╭─ Dataset content
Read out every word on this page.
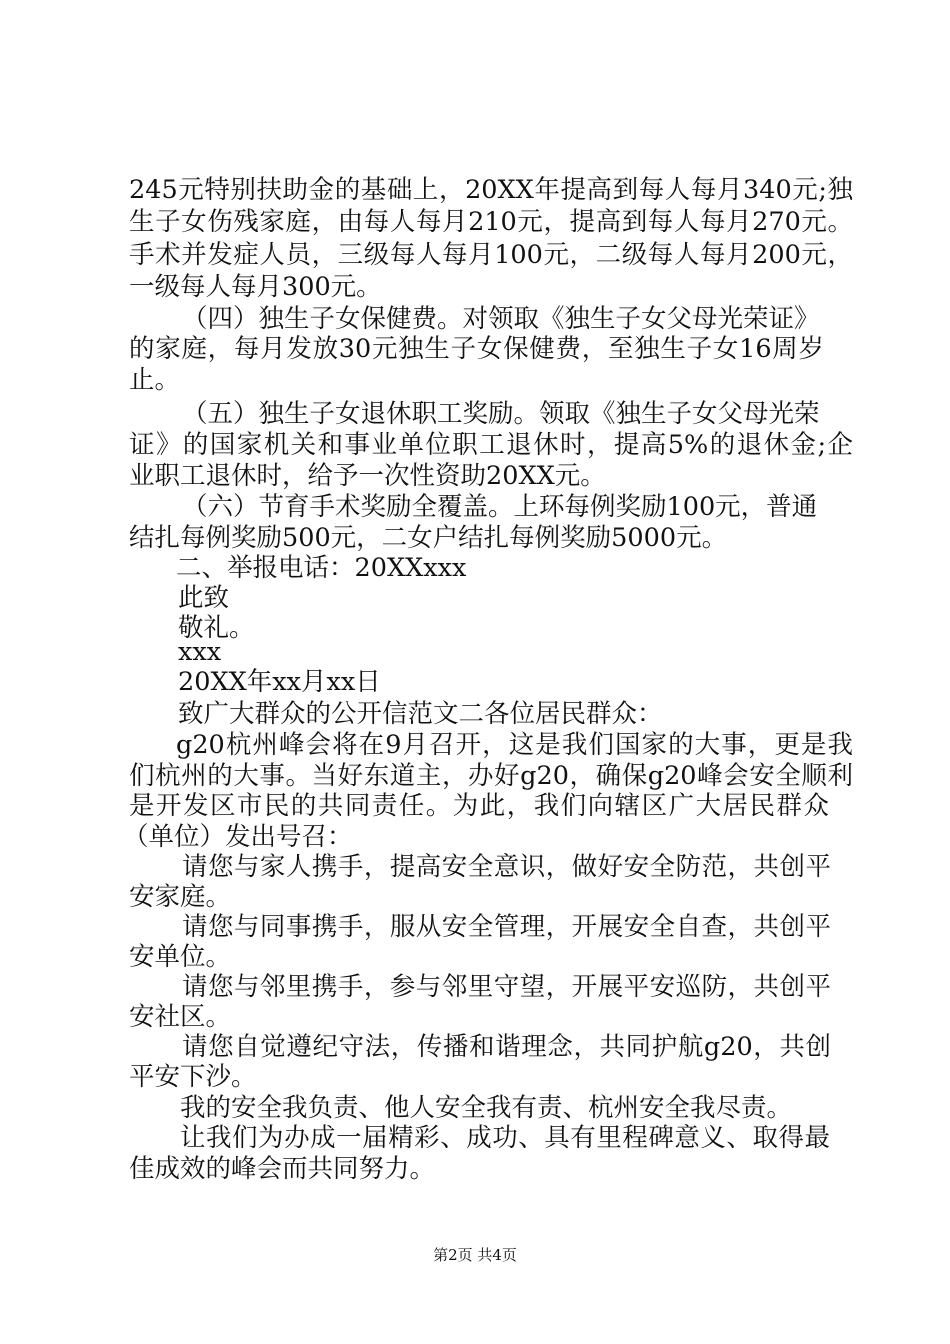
245元特别扶助金的基础上，20XX年提高到每人每月340元;独

生子女伤残家庭，由每人每月210元，提高到每人每月270元。

手术并发症人员，三级每人每月100元，二级每人每月200元，

一级每人每月300元。

（四）独生子女保健费。对领取《独生子女父母光荣证》

的家庭，每月发放30元独生子女保健费，至独生子女16周岁

止。

（五）独生子女退休职工奖励。领取《独生子女父母光荣

证》的国家机关和事业单位职工退休时，提高5%的退休金;企

业职工退休时，给予一次性资助20XX元。

（六）节育手术奖励全覆盖。上环每例奖励100元，普通

结扎每例奖励500元，二女户结扎每例奖励5000元。

二、举报电话：20XXxxx

此致

敬礼。

xxx

20XX年xx月xx日

致广大群众的公开信范文二各位居民群众：

g20杭州峰会将在9月召开，这是我们国家的大事，更是我

们杭州的大事。当好东道主，办好g20，确保g20峰会安全顺利

是开发区市民的共同责任。为此，我们向辖区广大居民群众

（单位）发出号召：

请您与家人携手，提高安全意识，做好安全防范，共创平

安家庭。

请您与同事携手，服从安全管理，开展安全自查，共创平

安单位。

请您与邻里携手，参与邻里守望，开展平安巡防，共创平

安社区。

请您自觉遵纪守法，传播和谐理念，共同护航g20，共创

平安下沙。

我的安全我负责、他人安全我有责、杭州安全我尽责。

让我们为办成一届精彩、成功、具有里程碑意义、取得最

佳成效的峰会而共同努力。

第2页 共4页
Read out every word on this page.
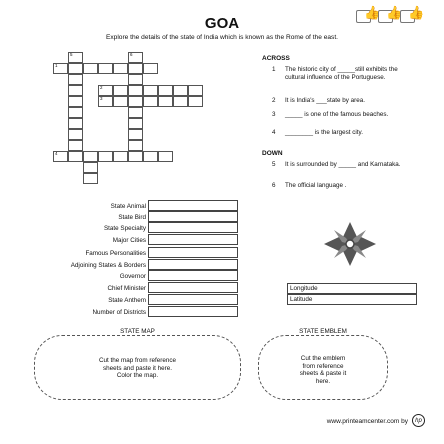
GOA
Explore the details of the state of India which is known as the Rome of the east.
👍 👍 👍
5	6
1
2
3
4
ACROSS
1 The historic city of _____still exhibits the cultural influence of the Portuguese.
2 It is India's ___state by area.
3 _____ is one of the famous beaches.
4 ________ is the largest city.
DOWN
5 It is surrounded by _____ and Karnataka.
6 The official language .
State Animal
State Bird
State Specialty
Major Cities
Famous Personalities
Adjoining States & Borders
Governor
Chief Minister
State Anthem
Number of Districts
Longitude
Latitude
STATE MAP
Cut the map from reference
sheets and paste it here.
Color the map.
STATE EMBLEM
Cut the emblem
from reference
sheets & paste it
here.
www.printeamcenter.com by	hp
╰─
## [Directions for this task]
Select every line in the material above where the string "city" occurs, and copy it.

## [Reply]
1 The historic city of _____still exhibits the cultural influence of the Portuguese.
4 ________ is the largest city.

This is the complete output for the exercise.